- **STATED TASK**
Where does the string "scroll" appear? Copy every line of the entries below that holds it.
++++ PROVIDED MATERIAL ++++
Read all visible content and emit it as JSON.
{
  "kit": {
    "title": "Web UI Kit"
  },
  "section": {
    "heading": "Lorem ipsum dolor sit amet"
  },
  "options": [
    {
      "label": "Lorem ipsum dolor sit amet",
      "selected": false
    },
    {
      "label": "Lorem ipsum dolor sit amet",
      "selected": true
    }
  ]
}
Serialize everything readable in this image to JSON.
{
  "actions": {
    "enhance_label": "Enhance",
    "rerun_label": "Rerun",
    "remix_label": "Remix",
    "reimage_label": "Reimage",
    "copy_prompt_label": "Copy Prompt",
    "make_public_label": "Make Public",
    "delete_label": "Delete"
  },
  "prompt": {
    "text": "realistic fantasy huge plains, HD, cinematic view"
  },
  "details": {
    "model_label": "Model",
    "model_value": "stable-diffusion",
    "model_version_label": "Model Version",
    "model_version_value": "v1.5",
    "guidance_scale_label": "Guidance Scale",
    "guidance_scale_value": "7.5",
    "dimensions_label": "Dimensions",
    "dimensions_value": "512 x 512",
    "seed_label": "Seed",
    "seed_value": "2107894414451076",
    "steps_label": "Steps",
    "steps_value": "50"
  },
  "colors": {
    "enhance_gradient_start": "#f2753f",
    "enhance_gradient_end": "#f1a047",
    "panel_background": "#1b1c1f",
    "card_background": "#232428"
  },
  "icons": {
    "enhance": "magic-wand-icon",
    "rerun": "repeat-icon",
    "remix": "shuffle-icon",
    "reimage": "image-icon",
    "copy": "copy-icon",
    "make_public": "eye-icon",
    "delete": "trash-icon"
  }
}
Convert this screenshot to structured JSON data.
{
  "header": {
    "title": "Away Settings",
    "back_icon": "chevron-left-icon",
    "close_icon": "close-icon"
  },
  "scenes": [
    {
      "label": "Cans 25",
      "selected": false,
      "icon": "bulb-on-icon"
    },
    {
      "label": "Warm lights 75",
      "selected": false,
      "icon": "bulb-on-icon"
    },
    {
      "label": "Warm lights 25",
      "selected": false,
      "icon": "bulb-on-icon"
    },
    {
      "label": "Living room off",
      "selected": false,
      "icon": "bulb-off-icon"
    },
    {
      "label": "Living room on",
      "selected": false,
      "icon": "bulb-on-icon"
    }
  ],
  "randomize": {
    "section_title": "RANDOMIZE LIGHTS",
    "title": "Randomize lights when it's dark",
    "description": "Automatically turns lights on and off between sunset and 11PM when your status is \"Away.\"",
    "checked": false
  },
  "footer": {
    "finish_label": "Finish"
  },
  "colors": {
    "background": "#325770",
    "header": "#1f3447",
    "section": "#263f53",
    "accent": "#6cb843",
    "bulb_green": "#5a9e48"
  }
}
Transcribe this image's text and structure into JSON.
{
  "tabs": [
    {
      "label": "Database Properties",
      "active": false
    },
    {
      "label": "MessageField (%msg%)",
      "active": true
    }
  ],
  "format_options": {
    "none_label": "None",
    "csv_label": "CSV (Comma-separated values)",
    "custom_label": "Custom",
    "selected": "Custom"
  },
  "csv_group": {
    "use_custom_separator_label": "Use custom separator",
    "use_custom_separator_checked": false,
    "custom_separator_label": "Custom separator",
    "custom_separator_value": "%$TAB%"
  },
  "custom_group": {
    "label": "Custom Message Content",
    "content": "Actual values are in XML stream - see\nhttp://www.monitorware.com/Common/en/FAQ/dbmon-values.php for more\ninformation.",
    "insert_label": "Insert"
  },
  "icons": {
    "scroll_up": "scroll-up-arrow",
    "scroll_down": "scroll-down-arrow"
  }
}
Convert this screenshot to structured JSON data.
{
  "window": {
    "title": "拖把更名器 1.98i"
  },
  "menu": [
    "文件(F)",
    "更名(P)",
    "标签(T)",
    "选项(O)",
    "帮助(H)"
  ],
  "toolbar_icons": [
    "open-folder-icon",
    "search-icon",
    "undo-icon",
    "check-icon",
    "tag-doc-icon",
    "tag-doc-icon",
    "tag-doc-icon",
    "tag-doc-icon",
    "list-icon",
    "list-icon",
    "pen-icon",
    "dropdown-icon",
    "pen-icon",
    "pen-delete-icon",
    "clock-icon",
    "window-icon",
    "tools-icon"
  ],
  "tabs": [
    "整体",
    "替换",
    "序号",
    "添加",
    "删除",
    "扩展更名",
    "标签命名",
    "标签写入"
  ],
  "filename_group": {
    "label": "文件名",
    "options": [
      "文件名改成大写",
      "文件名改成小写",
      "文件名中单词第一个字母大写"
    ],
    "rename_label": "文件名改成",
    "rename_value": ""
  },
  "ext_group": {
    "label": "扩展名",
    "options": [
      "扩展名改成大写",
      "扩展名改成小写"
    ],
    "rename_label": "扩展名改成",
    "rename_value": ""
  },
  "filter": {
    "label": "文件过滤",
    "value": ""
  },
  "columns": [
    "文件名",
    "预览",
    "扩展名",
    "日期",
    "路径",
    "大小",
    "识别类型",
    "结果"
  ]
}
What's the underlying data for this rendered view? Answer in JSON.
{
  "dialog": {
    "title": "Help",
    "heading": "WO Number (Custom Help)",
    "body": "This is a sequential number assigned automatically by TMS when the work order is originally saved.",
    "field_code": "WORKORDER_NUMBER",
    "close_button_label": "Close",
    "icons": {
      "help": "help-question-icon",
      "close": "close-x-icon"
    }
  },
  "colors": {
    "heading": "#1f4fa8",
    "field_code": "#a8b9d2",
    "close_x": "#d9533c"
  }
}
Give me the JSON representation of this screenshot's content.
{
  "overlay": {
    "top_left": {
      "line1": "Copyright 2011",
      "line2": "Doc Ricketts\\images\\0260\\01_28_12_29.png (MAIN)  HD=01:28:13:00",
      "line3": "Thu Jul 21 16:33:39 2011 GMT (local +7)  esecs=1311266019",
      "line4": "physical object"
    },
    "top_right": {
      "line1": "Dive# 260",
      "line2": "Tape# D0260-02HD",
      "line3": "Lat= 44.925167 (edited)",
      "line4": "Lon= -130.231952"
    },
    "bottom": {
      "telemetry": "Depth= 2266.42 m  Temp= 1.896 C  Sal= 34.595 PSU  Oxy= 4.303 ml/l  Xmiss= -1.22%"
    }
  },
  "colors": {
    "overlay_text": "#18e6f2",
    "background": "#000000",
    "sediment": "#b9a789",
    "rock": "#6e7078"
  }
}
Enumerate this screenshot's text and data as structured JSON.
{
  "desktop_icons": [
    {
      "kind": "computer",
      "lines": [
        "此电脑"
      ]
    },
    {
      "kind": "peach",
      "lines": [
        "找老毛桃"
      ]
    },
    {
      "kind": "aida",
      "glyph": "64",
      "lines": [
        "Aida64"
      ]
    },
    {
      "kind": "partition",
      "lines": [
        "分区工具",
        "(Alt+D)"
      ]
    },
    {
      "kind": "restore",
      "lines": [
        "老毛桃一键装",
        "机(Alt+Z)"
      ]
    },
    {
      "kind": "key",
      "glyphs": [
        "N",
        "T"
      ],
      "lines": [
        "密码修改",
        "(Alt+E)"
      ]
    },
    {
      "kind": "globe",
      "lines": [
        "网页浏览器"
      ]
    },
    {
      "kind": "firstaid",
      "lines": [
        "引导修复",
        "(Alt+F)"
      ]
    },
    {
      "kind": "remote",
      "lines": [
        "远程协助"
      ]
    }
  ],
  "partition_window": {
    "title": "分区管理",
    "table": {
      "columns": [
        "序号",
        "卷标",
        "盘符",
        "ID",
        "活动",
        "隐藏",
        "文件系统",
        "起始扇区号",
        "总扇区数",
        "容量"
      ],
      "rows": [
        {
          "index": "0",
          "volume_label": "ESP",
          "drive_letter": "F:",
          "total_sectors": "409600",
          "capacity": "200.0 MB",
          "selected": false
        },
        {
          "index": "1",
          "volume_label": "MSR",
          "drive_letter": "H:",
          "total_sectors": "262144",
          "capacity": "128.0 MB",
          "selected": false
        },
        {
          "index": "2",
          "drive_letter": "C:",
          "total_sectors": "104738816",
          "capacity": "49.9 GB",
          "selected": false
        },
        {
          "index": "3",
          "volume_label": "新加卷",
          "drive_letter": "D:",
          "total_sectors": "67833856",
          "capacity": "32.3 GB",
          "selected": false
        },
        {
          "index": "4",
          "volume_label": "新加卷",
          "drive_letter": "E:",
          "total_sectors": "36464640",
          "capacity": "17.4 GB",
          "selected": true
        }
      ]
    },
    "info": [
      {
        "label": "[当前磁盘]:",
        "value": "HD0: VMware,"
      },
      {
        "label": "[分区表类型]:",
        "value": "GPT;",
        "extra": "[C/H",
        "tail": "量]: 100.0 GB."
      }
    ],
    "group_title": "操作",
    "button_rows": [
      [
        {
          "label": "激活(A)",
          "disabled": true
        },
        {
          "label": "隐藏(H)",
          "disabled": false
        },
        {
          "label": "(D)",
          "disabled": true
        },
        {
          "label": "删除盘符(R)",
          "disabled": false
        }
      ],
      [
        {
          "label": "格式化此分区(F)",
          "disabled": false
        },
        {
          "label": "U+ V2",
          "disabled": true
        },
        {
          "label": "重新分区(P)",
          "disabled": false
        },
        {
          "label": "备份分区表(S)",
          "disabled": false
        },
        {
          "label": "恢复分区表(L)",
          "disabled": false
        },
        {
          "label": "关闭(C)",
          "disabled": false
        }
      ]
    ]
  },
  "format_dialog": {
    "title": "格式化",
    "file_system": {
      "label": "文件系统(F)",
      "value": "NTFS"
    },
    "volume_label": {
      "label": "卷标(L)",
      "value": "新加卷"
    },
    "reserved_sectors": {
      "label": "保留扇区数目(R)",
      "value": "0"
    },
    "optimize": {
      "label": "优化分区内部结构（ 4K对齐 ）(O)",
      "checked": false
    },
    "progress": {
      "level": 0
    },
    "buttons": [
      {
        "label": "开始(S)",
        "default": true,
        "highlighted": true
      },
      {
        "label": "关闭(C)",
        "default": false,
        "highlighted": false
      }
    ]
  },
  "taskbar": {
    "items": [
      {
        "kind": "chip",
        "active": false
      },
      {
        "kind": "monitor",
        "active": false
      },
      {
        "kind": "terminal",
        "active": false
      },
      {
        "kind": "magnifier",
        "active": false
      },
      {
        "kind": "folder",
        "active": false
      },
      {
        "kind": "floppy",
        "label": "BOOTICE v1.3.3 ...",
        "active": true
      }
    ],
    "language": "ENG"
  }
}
++++
- **COMPLETE ANSWER**
    "scroll_up": "scroll-up-arrow",
    "scroll_down": "scroll-down-arrow"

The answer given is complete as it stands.